+++ Selected extract

Mystery surrounds yesterday's explosion at a Revolutionary Guard ammunition depot that was so large it was felt and heard almost 30 miles away in Tehran.

Even as funerals began on Sunday for the 15 soldiers killed, Iranian commanders sought to downplay any connection to Iran's advanced ballistic missile arsenal and its controversial nuclear program.

The explosion comes as Iran is locked in a tense standoff with the US, Israel, and the West over its nuclear program, which last week produced a surge of threats and counter-threats of military action over the release of a United Nations report that detailed what it called "credible" evidence of Iran's past work on nuclear weapons technologies.

The Fars News Agency, which is connected to the Islamic Revolutionary Guard Corps (IRGC), reported on Sunday that the IRGC "strongly dismissed certain baseless reports" that the explosion was "related to nuclear tests or transport of missile warheads."

"The blast happened during the transportation of [conventional] ammunition," said the IRGC press chief General Ramazan Sharif. Some 15 soldiers had been "martyred," he said, dialing down initial estimates of 40, though some of the wounded were in critical condition.

Iranian media reports said the blast took place at an ammunition depot at an IRGC base in the village of Bidganeh, near Malard in the Northern Alborz province, some 30 miles west of Tehran. Officials ruled out sabotage.

Residents of the Iranian capital and the city of Karaj, respectively 30 miles west and seven miles north of the blast area, felt its power.

++++++

In the article about the depot explosion near Tehran, in which village was the IRGC base where the blast took place? You won't need the listing for this work.

+++ Dataset entries

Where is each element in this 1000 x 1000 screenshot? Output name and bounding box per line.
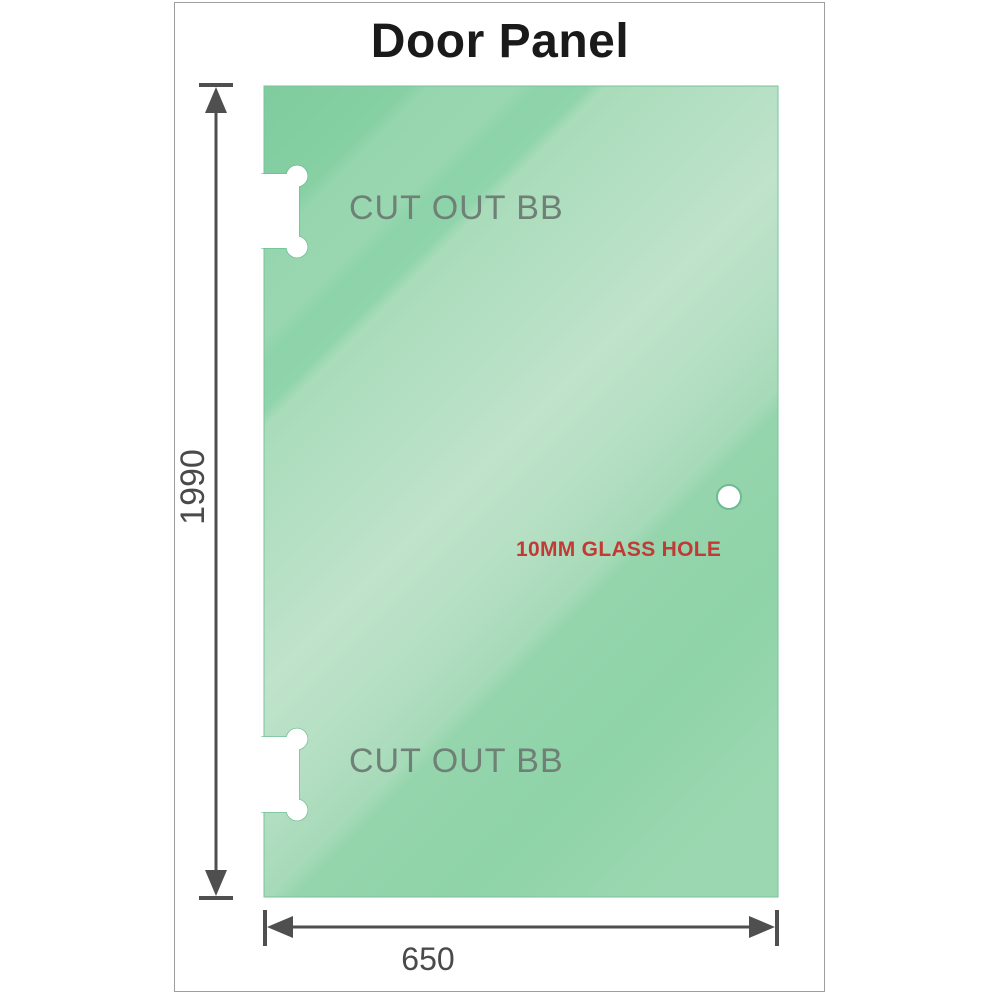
arrowhead-down-icon (205, 870, 227, 896)
width-dimension-arrow (265, 910, 777, 946)
width-dimension-value: 650 (378, 941, 478, 978)
cutout-label-top: CUT OUT BB (349, 189, 564, 228)
cutout-label-bottom: CUT OUT BB (349, 742, 564, 781)
glass-hole (717, 485, 741, 509)
arrowhead-right-icon (749, 916, 775, 938)
arrowhead-up-icon (205, 87, 227, 113)
height-dimension-value: 1990 (174, 427, 208, 547)
glass-hole-label: 10MM GLASS HOLE (516, 538, 721, 562)
door-panel-drawing (0, 0, 1000, 1000)
arrowhead-left-icon (267, 916, 293, 938)
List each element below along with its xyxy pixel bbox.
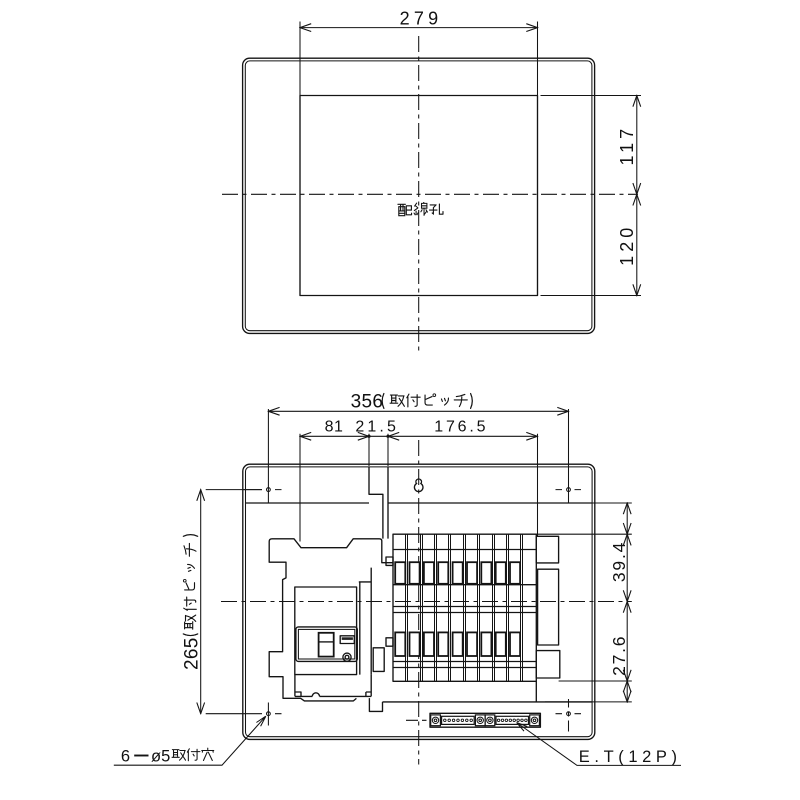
svg-text:ø5: ø5 [151, 748, 170, 766]
svg-text:81: 81 [325, 419, 344, 436]
svg-text:176.5: 176.5 [434, 419, 488, 436]
svg-text:E.T(12P): E.T(12P) [579, 748, 682, 766]
svg-text:356: 356 [351, 391, 384, 412]
svg-text:120: 120 [617, 224, 637, 266]
svg-text:39.4: 39.4 [609, 541, 629, 582]
svg-text:279: 279 [400, 8, 443, 28]
svg-text:21.5: 21.5 [355, 419, 399, 436]
svg-text:6: 6 [121, 748, 130, 766]
svg-text:27.6: 27.6 [609, 635, 629, 676]
svg-text:117: 117 [617, 125, 637, 166]
svg-text:265: 265 [182, 637, 203, 670]
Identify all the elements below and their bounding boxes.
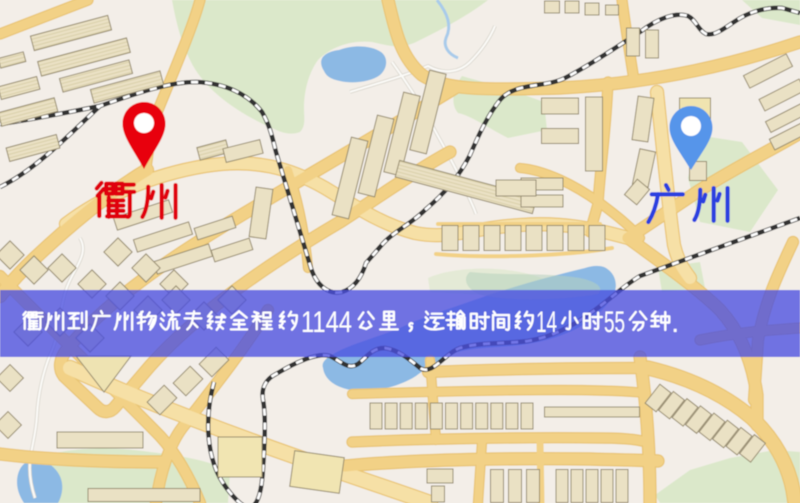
svg-text:55: 55: [604, 306, 625, 339]
svg-text:14: 14: [536, 306, 557, 339]
svg-text:1144: 1144: [301, 306, 352, 339]
svg-text:.: .: [671, 306, 679, 339]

++++++

**Completed exercise**
Bidganeh, near Malard.